(Data records)
------
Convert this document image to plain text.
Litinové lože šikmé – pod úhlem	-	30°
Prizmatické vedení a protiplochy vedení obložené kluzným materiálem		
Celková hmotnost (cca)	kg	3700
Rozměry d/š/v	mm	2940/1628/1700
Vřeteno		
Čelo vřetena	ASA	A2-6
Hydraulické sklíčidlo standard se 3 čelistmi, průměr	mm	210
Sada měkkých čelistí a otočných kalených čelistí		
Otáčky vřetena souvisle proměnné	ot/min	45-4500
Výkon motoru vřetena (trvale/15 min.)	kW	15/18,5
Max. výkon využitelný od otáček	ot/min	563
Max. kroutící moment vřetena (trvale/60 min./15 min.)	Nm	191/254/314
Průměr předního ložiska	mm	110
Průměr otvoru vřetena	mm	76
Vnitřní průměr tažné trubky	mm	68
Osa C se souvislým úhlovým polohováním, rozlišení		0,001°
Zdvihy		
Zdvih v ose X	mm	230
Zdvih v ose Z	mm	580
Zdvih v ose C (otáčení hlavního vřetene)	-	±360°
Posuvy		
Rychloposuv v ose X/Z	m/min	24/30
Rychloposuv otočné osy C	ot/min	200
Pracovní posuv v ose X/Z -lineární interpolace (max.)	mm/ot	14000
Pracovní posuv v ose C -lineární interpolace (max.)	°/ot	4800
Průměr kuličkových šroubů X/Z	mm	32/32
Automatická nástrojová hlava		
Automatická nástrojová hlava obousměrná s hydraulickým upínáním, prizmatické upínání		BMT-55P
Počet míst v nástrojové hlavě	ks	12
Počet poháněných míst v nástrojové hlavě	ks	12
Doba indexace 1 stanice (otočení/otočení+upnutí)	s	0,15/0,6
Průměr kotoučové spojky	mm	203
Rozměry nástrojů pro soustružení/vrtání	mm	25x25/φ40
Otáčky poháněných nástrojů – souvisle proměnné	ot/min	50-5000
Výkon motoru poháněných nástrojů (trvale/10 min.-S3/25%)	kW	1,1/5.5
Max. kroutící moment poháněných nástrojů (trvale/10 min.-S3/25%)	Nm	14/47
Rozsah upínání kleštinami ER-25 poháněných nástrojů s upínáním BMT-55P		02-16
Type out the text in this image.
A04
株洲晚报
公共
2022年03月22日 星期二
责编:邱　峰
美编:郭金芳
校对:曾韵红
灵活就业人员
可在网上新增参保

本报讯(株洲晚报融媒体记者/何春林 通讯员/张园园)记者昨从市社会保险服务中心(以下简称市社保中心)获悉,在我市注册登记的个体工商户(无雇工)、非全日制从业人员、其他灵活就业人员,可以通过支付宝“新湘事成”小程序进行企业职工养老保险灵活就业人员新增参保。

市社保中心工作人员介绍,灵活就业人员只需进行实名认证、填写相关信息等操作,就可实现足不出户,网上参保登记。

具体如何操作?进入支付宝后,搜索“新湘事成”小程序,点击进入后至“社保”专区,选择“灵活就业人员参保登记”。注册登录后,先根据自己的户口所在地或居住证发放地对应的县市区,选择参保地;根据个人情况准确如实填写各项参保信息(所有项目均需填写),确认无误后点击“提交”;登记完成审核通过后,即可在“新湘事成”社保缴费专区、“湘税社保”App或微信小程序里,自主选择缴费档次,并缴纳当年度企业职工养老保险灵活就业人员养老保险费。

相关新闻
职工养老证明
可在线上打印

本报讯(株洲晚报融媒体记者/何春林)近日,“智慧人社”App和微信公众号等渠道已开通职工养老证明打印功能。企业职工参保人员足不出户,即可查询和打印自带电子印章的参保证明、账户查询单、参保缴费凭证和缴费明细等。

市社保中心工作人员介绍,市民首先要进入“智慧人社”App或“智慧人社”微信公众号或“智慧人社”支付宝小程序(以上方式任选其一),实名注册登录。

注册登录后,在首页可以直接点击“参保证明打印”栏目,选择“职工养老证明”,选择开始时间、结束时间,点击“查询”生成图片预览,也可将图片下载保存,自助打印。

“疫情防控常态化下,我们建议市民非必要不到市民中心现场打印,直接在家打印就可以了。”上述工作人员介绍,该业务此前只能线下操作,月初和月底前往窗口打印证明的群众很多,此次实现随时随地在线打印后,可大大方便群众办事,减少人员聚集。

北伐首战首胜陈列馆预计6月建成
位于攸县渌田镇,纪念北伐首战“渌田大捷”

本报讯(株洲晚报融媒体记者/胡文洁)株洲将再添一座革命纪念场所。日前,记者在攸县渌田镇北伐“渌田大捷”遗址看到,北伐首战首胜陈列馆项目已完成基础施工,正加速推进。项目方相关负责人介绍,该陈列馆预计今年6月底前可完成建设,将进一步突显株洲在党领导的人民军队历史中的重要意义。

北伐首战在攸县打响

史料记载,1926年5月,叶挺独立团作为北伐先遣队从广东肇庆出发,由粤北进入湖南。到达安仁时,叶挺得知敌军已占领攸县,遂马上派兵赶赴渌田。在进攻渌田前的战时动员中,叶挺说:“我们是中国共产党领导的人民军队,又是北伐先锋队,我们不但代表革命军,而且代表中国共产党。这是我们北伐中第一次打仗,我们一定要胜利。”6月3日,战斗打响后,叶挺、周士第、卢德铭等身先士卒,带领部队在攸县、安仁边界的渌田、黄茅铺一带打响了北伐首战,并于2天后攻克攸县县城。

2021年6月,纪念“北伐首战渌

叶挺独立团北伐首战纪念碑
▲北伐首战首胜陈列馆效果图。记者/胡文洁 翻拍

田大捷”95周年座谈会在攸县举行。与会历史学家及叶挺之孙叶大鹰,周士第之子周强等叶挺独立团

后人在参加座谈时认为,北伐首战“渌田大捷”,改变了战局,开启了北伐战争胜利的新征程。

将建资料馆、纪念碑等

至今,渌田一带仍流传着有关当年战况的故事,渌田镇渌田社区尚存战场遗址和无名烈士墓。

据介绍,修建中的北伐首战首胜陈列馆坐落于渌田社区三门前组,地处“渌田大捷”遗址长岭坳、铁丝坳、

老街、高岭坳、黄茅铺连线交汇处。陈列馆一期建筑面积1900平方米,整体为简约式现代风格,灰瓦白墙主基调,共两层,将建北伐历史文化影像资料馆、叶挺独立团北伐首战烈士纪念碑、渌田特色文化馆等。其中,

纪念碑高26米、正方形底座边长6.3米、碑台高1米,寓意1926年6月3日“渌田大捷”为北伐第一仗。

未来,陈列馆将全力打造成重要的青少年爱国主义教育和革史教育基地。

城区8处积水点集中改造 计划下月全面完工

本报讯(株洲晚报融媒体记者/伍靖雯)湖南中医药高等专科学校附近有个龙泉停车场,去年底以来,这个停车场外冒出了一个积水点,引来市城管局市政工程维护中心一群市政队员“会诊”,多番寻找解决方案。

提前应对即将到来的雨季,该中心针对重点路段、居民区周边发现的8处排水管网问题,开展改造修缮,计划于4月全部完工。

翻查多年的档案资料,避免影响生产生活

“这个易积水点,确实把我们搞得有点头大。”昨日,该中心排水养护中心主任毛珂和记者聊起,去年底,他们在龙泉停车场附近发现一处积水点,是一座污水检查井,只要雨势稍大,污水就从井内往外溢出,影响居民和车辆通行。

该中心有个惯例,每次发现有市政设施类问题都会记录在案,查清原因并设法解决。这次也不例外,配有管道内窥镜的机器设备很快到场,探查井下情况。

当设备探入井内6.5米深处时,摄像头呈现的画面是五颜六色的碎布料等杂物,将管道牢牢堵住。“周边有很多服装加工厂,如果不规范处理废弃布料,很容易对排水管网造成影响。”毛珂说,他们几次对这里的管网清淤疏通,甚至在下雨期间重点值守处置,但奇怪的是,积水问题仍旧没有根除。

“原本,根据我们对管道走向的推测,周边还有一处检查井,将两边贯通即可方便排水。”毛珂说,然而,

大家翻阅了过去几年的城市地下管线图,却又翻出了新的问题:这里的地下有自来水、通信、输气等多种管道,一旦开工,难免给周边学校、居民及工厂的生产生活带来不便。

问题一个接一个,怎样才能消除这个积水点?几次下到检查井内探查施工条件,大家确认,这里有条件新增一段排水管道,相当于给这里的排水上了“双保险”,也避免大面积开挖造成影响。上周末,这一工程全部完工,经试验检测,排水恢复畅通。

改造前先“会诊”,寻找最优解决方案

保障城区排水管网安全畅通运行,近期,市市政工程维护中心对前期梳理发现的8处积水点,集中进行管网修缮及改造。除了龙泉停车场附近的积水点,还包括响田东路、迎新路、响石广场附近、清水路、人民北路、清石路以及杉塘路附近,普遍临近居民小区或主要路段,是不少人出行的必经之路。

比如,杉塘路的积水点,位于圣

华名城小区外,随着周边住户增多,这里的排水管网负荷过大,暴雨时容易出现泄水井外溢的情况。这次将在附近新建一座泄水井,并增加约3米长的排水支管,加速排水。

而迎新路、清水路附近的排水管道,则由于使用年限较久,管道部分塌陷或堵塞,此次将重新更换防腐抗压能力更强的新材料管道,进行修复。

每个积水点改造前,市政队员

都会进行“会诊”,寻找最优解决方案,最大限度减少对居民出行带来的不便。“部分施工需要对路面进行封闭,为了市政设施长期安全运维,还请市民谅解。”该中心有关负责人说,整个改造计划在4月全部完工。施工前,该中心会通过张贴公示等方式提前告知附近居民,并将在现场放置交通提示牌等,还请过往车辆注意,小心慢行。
------
**INSTRUCTION**
Pull out each line of the listing that holds the string "Počet".

**COMPLETE OUTPUT**
Počet míst v nástrojové hlavě	ks	12
Počet poháněných míst v nástrojové hlavě	ks	12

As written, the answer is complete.